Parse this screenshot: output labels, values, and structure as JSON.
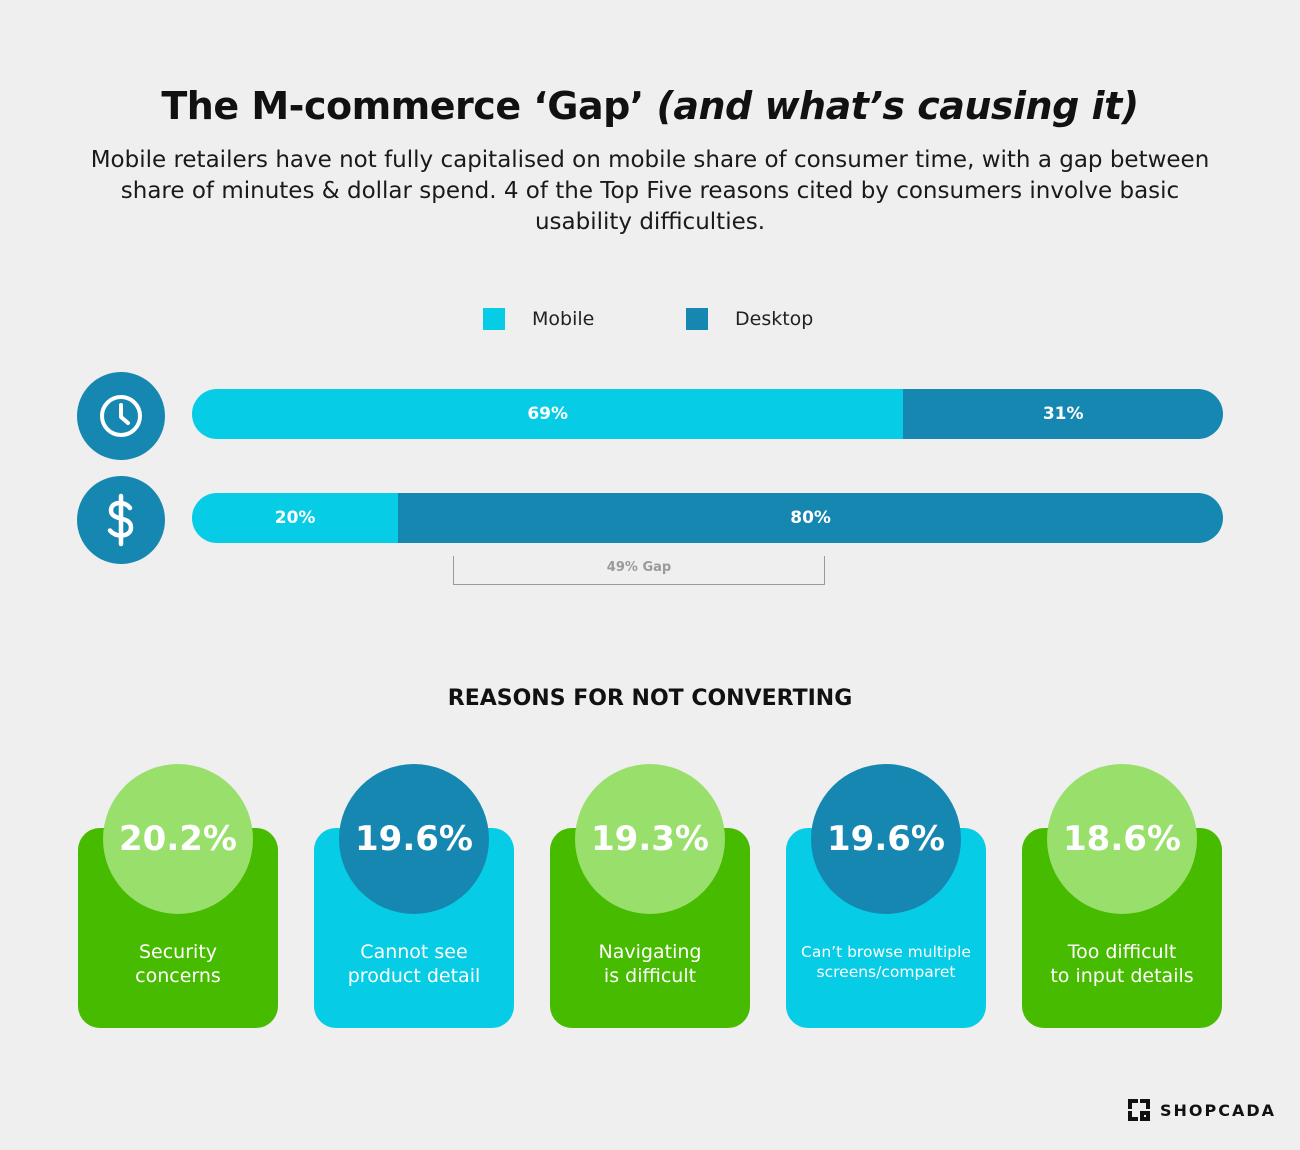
{
  "header": {
    "title_main": "The M-commerce ‘Gap’ ",
    "title_italic": "(and what’s causing it)",
    "subtitle": "Mobile retailers have not fully capitalised on mobile share of consumer time, with a gap between share of minutes & dollar spend. 4 of the Top Five reasons cited by consumers involve basic usability difficulties."
  },
  "colors": {
    "mobile": "#06cde5",
    "desktop": "#1687b1",
    "green_card": "#47bb00",
    "green_circle": "#99df6c",
    "cyan_card": "#06cde5",
    "blue_circle": "#1687b1",
    "background": "#efefef"
  },
  "chart_data": {
    "type": "bar",
    "stacked": true,
    "orientation": "horizontal",
    "categories": [
      "clock-icon",
      "dollar-icon"
    ],
    "series": [
      {
        "name": "Mobile",
        "values": [
          69,
          20
        ],
        "labels": [
          "69%",
          "20%"
        ]
      },
      {
        "name": "Desktop",
        "values": [
          31,
          80
        ],
        "labels": [
          "31%",
          "80%"
        ]
      }
    ],
    "legend": "top-center",
    "annotation": "49% Gap"
  },
  "reasons": {
    "title": "REASONS FOR NOT CONVERTING",
    "items": [
      {
        "value": "20.2%",
        "line1": "Security",
        "line2": "concerns",
        "card_color": "#47bb00",
        "circle_color": "#99df6c"
      },
      {
        "value": "19.6%",
        "line1": "Cannot see",
        "line2": "product detail",
        "card_color": "#06cde5",
        "circle_color": "#1687b1"
      },
      {
        "value": "19.3%",
        "line1": "Navigating",
        "line2": "is difficult",
        "card_color": "#47bb00",
        "circle_color": "#99df6c"
      },
      {
        "value": "19.6%",
        "line1": "Can’t browse multiple",
        "line2": "screens/comparet",
        "card_color": "#06cde5",
        "circle_color": "#1687b1"
      },
      {
        "value": "18.6%",
        "line1": "Too difficult",
        "line2": "to input details",
        "card_color": "#47bb00",
        "circle_color": "#99df6c"
      }
    ]
  },
  "footer": {
    "logo_text": "SHOPCADA"
  }
}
***
# EXERCISE GOAL
Repeat all of the records verbatim, leaving out the pictures.

# RESULT OF THIS EXERCISE
Parse this screenshot: output labels, values, and structure as JSON.
{
  "header": {
    "title_main": "The M-commerce ‘Gap’ ",
    "title_italic": "(and what’s causing it)",
    "subtitle": "Mobile retailers have not fully capitalised on mobile share of consumer time, with a gap between share of minutes & dollar spend. 4 of the Top Five reasons cited by consumers involve basic usability difficulties."
  },
  "colors": {
    "mobile": "#06cde5",
    "desktop": "#1687b1",
    "green_card": "#47bb00",
    "green_circle": "#99df6c",
    "cyan_card": "#06cde5",
    "blue_circle": "#1687b1",
    "background": "#efefef"
  },
  "chart_data": {
    "type": "bar",
    "stacked": true,
    "orientation": "horizontal",
    "categories": [
      "clock-icon",
      "dollar-icon"
    ],
    "series": [
      {
        "name": "Mobile",
        "values": [
          69,
          20
        ],
        "labels": [
          "69%",
          "20%"
        ]
      },
      {
        "name": "Desktop",
        "values": [
          31,
          80
        ],
        "labels": [
          "31%",
          "80%"
        ]
      }
    ],
    "legend": "top-center",
    "annotation": "49% Gap"
  },
  "reasons": {
    "title": "REASONS FOR NOT CONVERTING",
    "items": [
      {
        "value": "20.2%",
        "line1": "Security",
        "line2": "concerns",
        "card_color": "#47bb00",
        "circle_color": "#99df6c"
      },
      {
        "value": "19.6%",
        "line1": "Cannot see",
        "line2": "product detail",
        "card_color": "#06cde5",
        "circle_color": "#1687b1"
      },
      {
        "value": "19.3%",
        "line1": "Navigating",
        "line2": "is difficult",
        "card_color": "#47bb00",
        "circle_color": "#99df6c"
      },
      {
        "value": "19.6%",
        "line1": "Can’t browse multiple",
        "line2": "screens/comparet",
        "card_color": "#06cde5",
        "circle_color": "#1687b1"
      },
      {
        "value": "18.6%",
        "line1": "Too difficult",
        "line2": "to input details",
        "card_color": "#47bb00",
        "circle_color": "#99df6c"
      }
    ]
  },
  "footer": {
    "logo_text": "SHOPCADA"
  }
}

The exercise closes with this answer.